* [GIVEN RECORDS]
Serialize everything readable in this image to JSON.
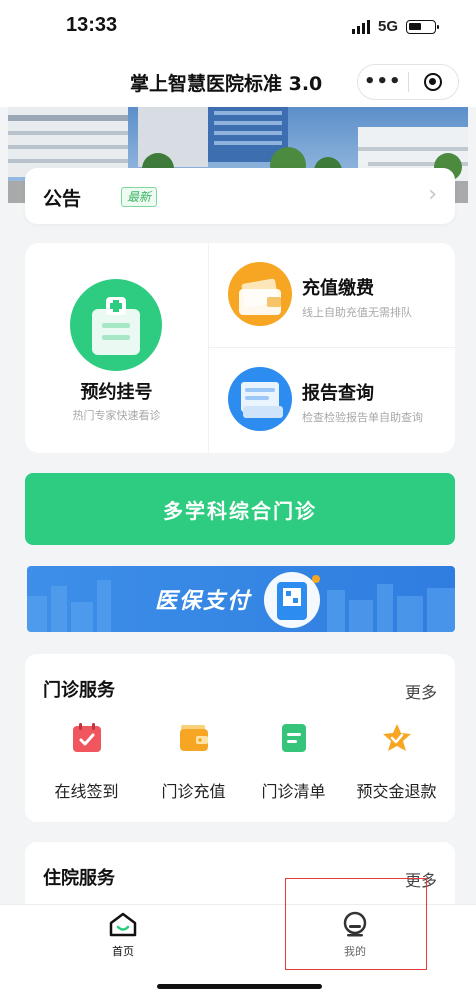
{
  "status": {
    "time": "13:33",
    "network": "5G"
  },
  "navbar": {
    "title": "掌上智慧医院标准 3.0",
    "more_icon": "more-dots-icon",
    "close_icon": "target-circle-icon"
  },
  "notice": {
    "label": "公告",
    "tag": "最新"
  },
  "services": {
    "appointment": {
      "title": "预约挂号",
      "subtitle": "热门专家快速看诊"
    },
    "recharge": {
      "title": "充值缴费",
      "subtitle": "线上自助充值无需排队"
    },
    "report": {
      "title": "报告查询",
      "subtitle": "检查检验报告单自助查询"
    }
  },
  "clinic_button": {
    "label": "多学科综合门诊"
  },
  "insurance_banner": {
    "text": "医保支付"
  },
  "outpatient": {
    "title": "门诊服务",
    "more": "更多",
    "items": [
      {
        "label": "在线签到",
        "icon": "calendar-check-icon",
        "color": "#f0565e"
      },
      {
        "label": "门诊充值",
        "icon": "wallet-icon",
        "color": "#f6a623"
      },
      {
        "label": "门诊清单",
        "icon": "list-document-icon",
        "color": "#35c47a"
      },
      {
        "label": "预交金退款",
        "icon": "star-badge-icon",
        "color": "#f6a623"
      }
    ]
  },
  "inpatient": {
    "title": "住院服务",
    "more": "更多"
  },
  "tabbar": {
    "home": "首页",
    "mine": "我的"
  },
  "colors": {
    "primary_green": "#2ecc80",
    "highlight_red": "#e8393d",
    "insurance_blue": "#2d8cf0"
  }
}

* [INSTRUCTIONS FOR THE TASK]
Leave every image out, and retype the material exactly.

* [COMPLETE OUTPUT]
Serialize everything readable in this image to JSON.
{
  "status": {
    "time": "13:33",
    "network": "5G"
  },
  "navbar": {
    "title": "掌上智慧医院标准 3.0",
    "more_icon": "more-dots-icon",
    "close_icon": "target-circle-icon"
  },
  "notice": {
    "label": "公告",
    "tag": "最新"
  },
  "services": {
    "appointment": {
      "title": "预约挂号",
      "subtitle": "热门专家快速看诊"
    },
    "recharge": {
      "title": "充值缴费",
      "subtitle": "线上自助充值无需排队"
    },
    "report": {
      "title": "报告查询",
      "subtitle": "检查检验报告单自助查询"
    }
  },
  "clinic_button": {
    "label": "多学科综合门诊"
  },
  "insurance_banner": {
    "text": "医保支付"
  },
  "outpatient": {
    "title": "门诊服务",
    "more": "更多",
    "items": [
      {
        "label": "在线签到",
        "icon": "calendar-check-icon",
        "color": "#f0565e"
      },
      {
        "label": "门诊充值",
        "icon": "wallet-icon",
        "color": "#f6a623"
      },
      {
        "label": "门诊清单",
        "icon": "list-document-icon",
        "color": "#35c47a"
      },
      {
        "label": "预交金退款",
        "icon": "star-badge-icon",
        "color": "#f6a623"
      }
    ]
  },
  "inpatient": {
    "title": "住院服务",
    "more": "更多"
  },
  "tabbar": {
    "home": "首页",
    "mine": "我的"
  },
  "colors": {
    "primary_green": "#2ecc80",
    "highlight_red": "#e8393d",
    "insurance_blue": "#2d8cf0"
  }
}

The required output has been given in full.